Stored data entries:
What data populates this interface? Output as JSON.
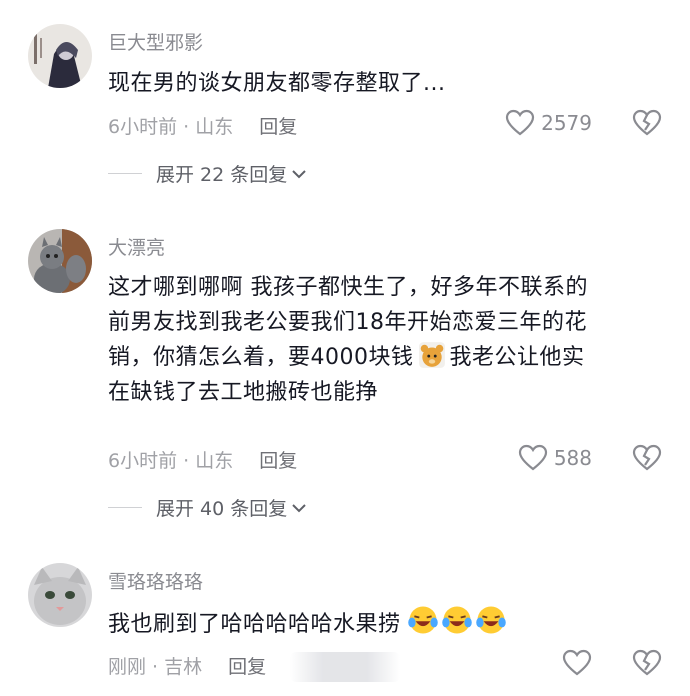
{
  "comments": [
    {
      "username": "巨大型邪影",
      "text": "现在男的谈女朋友都零存整取了...",
      "time": "6小时前 · 山东",
      "reply_label": "回复",
      "likes": "2579",
      "expand_label": "展开 22 条回复"
    },
    {
      "username": "大漂亮",
      "text_line1": "这才哪到哪啊 我孩子都快生了，好多年不联系的",
      "text_line2": "前男友找到我老公要我们18年开始恋爱三年的花",
      "text_line3a": "销，你猜怎么着，要4000块钱",
      "text_line3b": "我老公让他实",
      "text_line4": "在缺钱了去工地搬砖也能挣",
      "time": "6小时前 · 山东",
      "reply_label": "回复",
      "likes": "588",
      "expand_label": "展开 40 条回复"
    },
    {
      "username": "雪珞珞珞珞",
      "text": "我也刷到了哈哈哈哈哈水果捞",
      "time": "刚刚 · 吉林",
      "reply_label": "回复"
    }
  ],
  "icons": {
    "like": "heart-outline-icon",
    "dislike": "broken-heart-icon",
    "expand": "chevron-down-icon"
  }
}
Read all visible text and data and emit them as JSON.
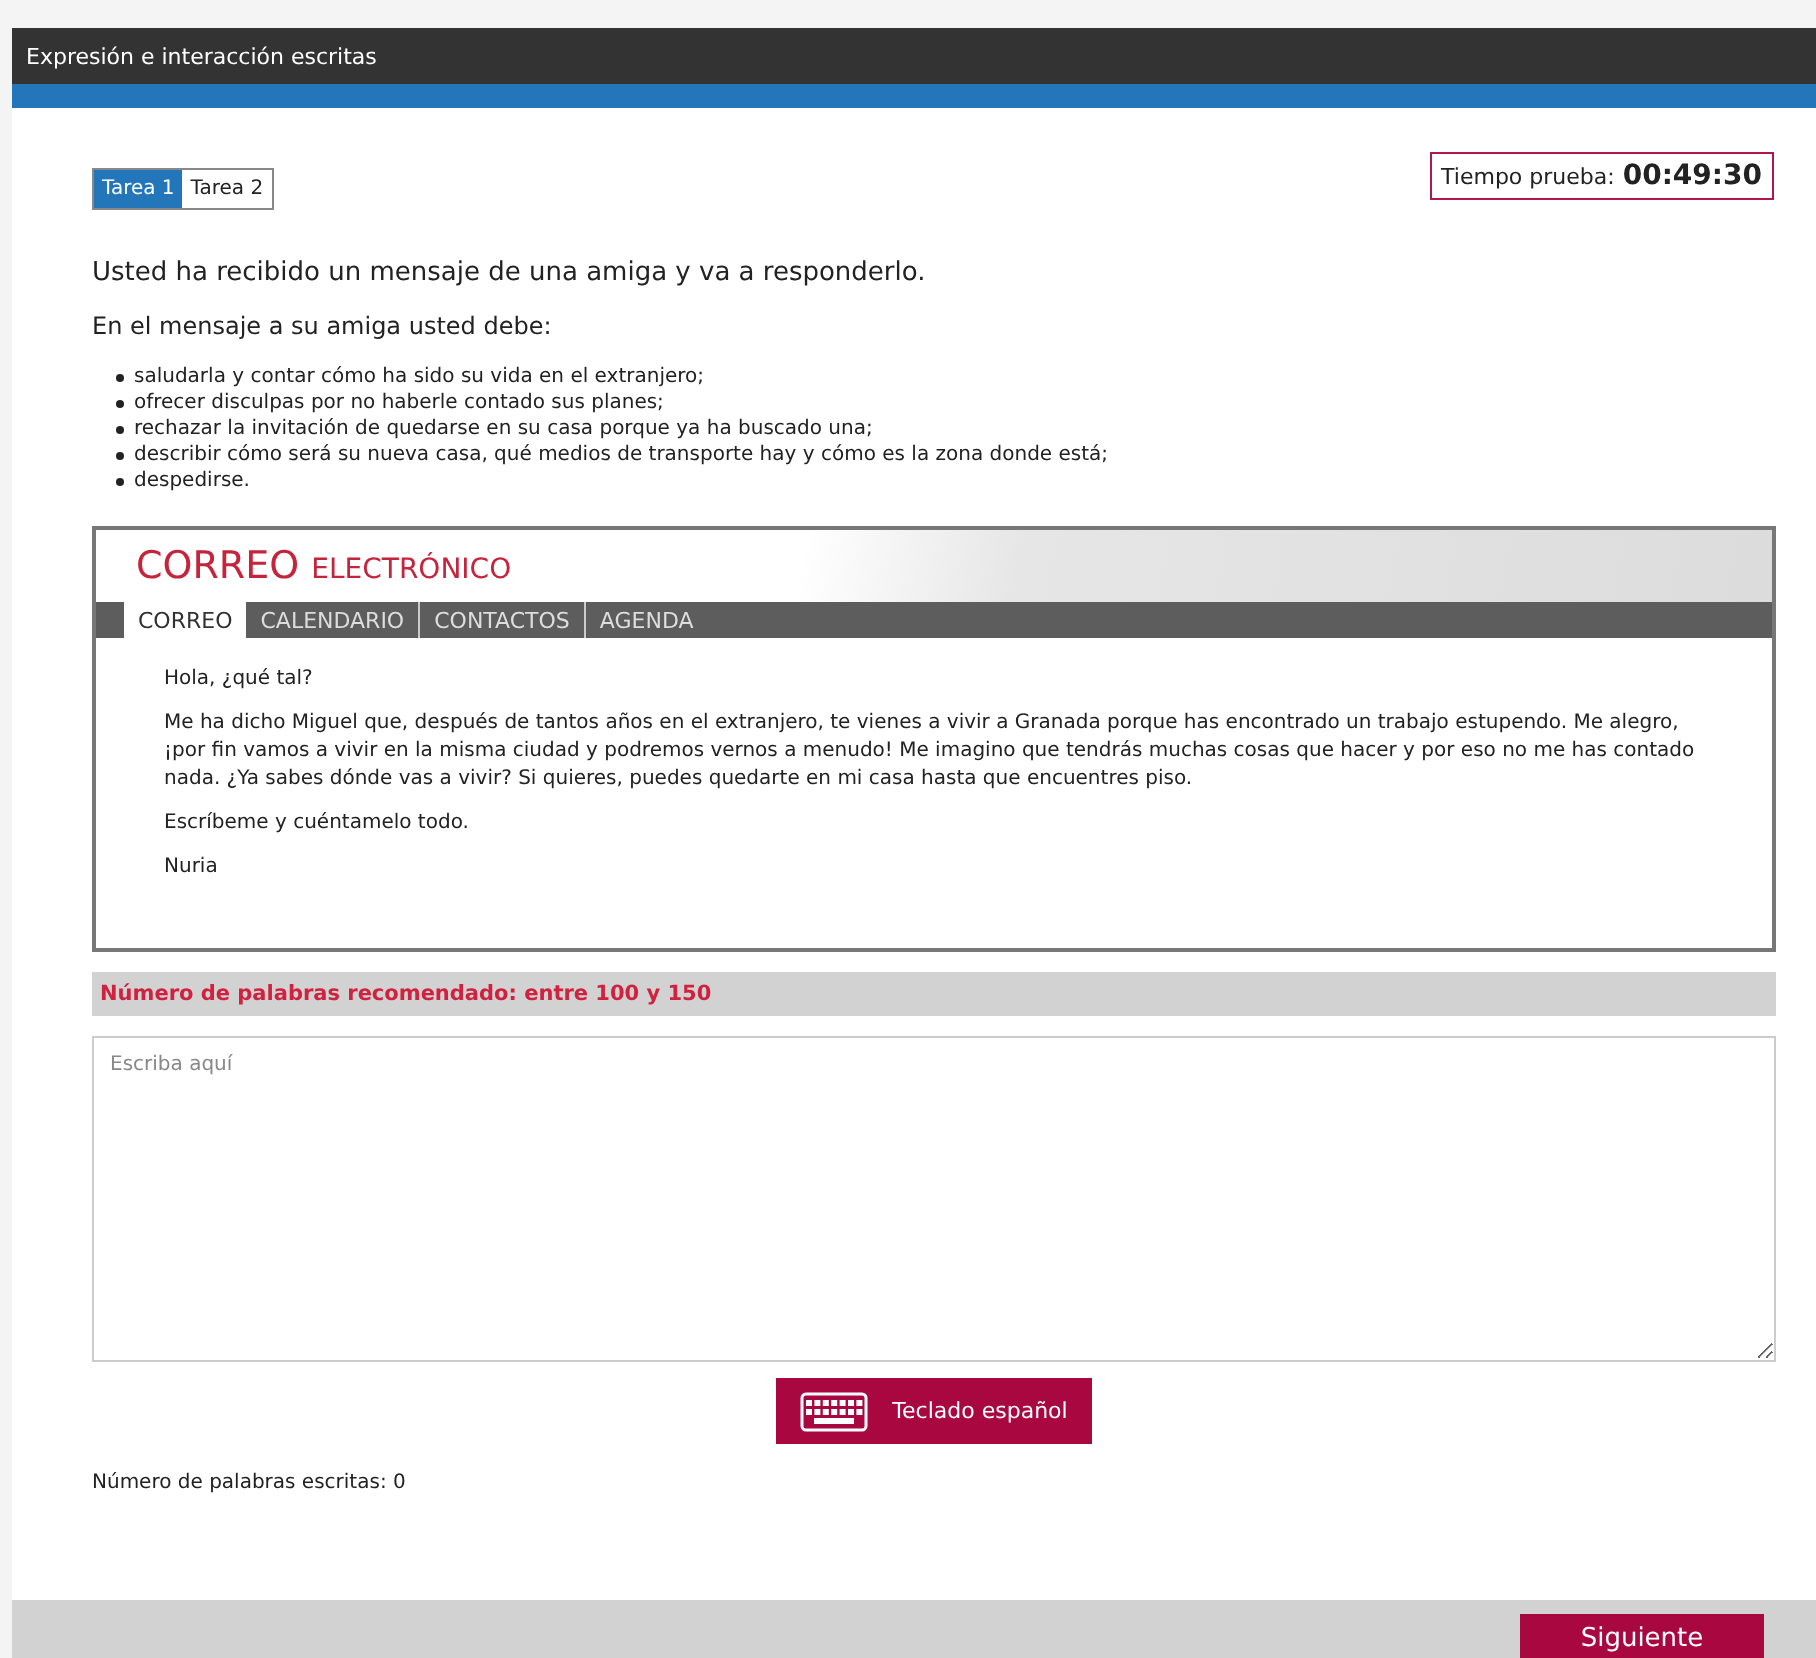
{
  "header": {
    "title": "Expresión e interacción escritas"
  },
  "tabs": [
    {
      "label": "Tarea 1",
      "selected": true
    },
    {
      "label": "Tarea 2",
      "selected": false
    }
  ],
  "timer": {
    "label": "Tiempo prueba:",
    "value": "00:49:30"
  },
  "intro": "Usted ha recibido un mensaje de una amiga y va a responderlo.",
  "task_lead": "En el mensaje a su amiga usted debe:",
  "task_items": [
    "saludarla y contar cómo ha sido su vida en el extranjero;",
    "ofrecer disculpas por no haberle contado sus planes;",
    "rechazar la invitación de quedarse en su casa porque ya ha buscado una;",
    "describir cómo será su nueva casa, qué medios de transporte hay y cómo es la zona donde está;",
    "despedirse."
  ],
  "email": {
    "brand_main": "CORREO",
    "brand_sub": "ELECTRÓNICO",
    "nav": [
      {
        "label": "CORREO",
        "selected": true
      },
      {
        "label": "CALENDARIO",
        "selected": false
      },
      {
        "label": "CONTACTOS",
        "selected": false
      },
      {
        "label": "AGENDA",
        "selected": false
      }
    ],
    "paragraphs": [
      "Hola, ¿qué tal?",
      "Me ha dicho Miguel que, después de tantos años en el extranjero, te vienes a vivir a Granada porque has encontrado un trabajo estupendo. Me alegro, ¡por fin vamos a vivir en la misma ciudad y podremos vernos a menudo! Me imagino que tendrás muchas cosas que hacer y por eso no me has contado nada. ¿Ya sabes dónde vas a vivir? Si quieres, puedes quedarte en mi casa hasta que encuentres piso.",
      "Escríbeme y cuéntamelo todo.",
      "Nuria"
    ]
  },
  "recommended": "Número de palabras recomendado: entre 100 y 150",
  "answer": {
    "placeholder": "Escriba aquí"
  },
  "keyboard_button": "Teclado español",
  "word_count": "Número de palabras escritas: 0",
  "next_button": "Siguiente"
}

What the exercise asks: Where a line in the entries holds the word "casa", copy that line.

Finished exercise:
    "rechazar la invitación de quedarse en su casa porque ya ha buscado una;",
    "describir cómo será su nueva casa, qué medios de transporte hay y cómo es la zona donde está;",
      "Me ha dicho Miguel que, después de tantos años en el extranjero, te vienes a vivir a Granada porque has encontrado un trabajo estupendo. Me alegro, ¡por fin vamos a vivir en la misma ciudad y podremos vernos a menudo! Me imagino que tendrás muchas cosas que hacer y por eso no me has contado nada. ¿Ya sabes dónde vas a vivir? Si quieres, puedes quedarte en mi casa hasta que encuentres piso.",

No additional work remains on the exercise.